*Exercise goal:*
Would you write out the entries below, every one of them, exactly?

*Source data:*
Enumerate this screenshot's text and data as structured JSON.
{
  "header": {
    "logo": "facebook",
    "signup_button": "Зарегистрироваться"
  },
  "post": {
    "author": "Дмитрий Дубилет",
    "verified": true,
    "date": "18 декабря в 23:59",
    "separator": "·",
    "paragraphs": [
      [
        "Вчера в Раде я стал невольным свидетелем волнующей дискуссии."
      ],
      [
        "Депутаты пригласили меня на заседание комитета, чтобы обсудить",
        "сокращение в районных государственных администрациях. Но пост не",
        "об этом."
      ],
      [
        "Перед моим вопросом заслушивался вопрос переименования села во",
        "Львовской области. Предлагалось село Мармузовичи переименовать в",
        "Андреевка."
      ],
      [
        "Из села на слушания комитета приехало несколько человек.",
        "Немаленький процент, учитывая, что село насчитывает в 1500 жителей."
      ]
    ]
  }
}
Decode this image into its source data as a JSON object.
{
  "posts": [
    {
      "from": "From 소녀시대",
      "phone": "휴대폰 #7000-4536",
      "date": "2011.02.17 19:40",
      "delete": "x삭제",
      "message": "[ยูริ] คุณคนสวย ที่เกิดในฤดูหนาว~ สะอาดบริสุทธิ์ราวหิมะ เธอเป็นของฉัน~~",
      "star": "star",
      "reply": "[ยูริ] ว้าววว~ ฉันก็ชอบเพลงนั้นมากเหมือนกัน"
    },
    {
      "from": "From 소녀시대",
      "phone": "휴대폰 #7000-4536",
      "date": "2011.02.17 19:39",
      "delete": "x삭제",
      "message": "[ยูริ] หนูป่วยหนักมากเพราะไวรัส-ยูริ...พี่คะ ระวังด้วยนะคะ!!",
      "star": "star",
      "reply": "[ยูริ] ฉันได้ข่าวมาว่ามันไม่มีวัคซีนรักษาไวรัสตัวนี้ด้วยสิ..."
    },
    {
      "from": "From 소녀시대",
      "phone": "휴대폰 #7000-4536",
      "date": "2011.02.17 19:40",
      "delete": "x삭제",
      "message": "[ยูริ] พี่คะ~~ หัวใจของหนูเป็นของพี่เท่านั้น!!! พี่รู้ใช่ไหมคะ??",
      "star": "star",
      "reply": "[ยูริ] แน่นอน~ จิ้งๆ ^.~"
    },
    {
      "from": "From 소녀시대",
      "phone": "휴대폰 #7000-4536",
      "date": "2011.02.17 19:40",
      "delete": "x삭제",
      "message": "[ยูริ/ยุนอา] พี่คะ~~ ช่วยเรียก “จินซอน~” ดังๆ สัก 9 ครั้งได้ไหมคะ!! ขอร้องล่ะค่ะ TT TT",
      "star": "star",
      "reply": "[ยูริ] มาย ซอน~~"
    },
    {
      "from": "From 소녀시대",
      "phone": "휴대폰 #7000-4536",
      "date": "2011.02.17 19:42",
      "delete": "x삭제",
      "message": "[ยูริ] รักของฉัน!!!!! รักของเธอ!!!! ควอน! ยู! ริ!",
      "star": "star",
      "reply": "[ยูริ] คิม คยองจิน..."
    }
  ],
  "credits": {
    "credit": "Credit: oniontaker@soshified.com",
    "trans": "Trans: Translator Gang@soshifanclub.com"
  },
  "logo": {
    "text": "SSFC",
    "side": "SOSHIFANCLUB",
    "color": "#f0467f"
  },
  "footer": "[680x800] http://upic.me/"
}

*Full solution:*
Enumerate this screenshot's text and data as structured JSON.
{
  "header": {
    "logo": "facebook",
    "signup_button": "Зарегистрироваться"
  },
  "post": {
    "author": "Дмитрий Дубилет",
    "verified": true,
    "date": "18 декабря в 23:59",
    "separator": "·",
    "paragraphs": [
      [
        "Вчера в Раде я стал невольным свидетелем волнующей дискуссии."
      ],
      [
        "Депутаты пригласили меня на заседание комитета, чтобы обсудить",
        "сокращение в районных государственных администрациях. Но пост не",
        "об этом."
      ],
      [
        "Перед моим вопросом заслушивался вопрос переименования села во",
        "Львовской области. Предлагалось село Мармузовичи переименовать в",
        "Андреевка."
      ],
      [
        "Из села на слушания комитета приехало несколько человек.",
        "Немаленький процент, учитывая, что село насчитывает в 1500 жителей."
      ]
    ]
  }
}
Decode this image into its source data as a JSON object.
{
  "posts": [
    {
      "from": "From 소녀시대",
      "phone": "휴대폰 #7000-4536",
      "date": "2011.02.17 19:40",
      "delete": "x삭제",
      "message": "[ยูริ] คุณคนสวย ที่เกิดในฤดูหนาว~ สะอาดบริสุทธิ์ราวหิมะ เธอเป็นของฉัน~~",
      "star": "star",
      "reply": "[ยูริ] ว้าววว~ ฉันก็ชอบเพลงนั้นมากเหมือนกัน"
    },
    {
      "from": "From 소녀시대",
      "phone": "휴대폰 #7000-4536",
      "date": "2011.02.17 19:39",
      "delete": "x삭제",
      "message": "[ยูริ] หนูป่วยหนักมากเพราะไวรัส-ยูริ...พี่คะ ระวังด้วยนะคะ!!",
      "star": "star",
      "reply": "[ยูริ] ฉันได้ข่าวมาว่ามันไม่มีวัคซีนรักษาไวรัสตัวนี้ด้วยสิ..."
    },
    {
      "from": "From 소녀시대",
      "phone": "휴대폰 #7000-4536",
      "date": "2011.02.17 19:40",
      "delete": "x삭제",
      "message": "[ยูริ] พี่คะ~~ หัวใจของหนูเป็นของพี่เท่านั้น!!! พี่รู้ใช่ไหมคะ??",
      "star": "star",
      "reply": "[ยูริ] แน่นอน~ จิ้งๆ ^.~"
    },
    {
      "from": "From 소녀시대",
      "phone": "휴대폰 #7000-4536",
      "date": "2011.02.17 19:40",
      "delete": "x삭제",
      "message": "[ยูริ/ยุนอา] พี่คะ~~ ช่วยเรียก “จินซอน~” ดังๆ สัก 9 ครั้งได้ไหมคะ!! ขอร้องล่ะค่ะ TT TT",
      "star": "star",
      "reply": "[ยูริ] มาย ซอน~~"
    },
    {
      "from": "From 소녀시대",
      "phone": "휴대폰 #7000-4536",
      "date": "2011.02.17 19:42",
      "delete": "x삭제",
      "message": "[ยูริ] รักของฉัน!!!!! รักของเธอ!!!! ควอน! ยู! ริ!",
      "star": "star",
      "reply": "[ยูริ] คิม คยองจิน..."
    }
  ],
  "credits": {
    "credit": "Credit: oniontaker@soshified.com",
    "trans": "Trans: Translator Gang@soshifanclub.com"
  },
  "logo": {
    "text": "SSFC",
    "side": "SOSHIFANCLUB",
    "color": "#f0467f"
  },
  "footer": "[680x800] http://upic.me/"
}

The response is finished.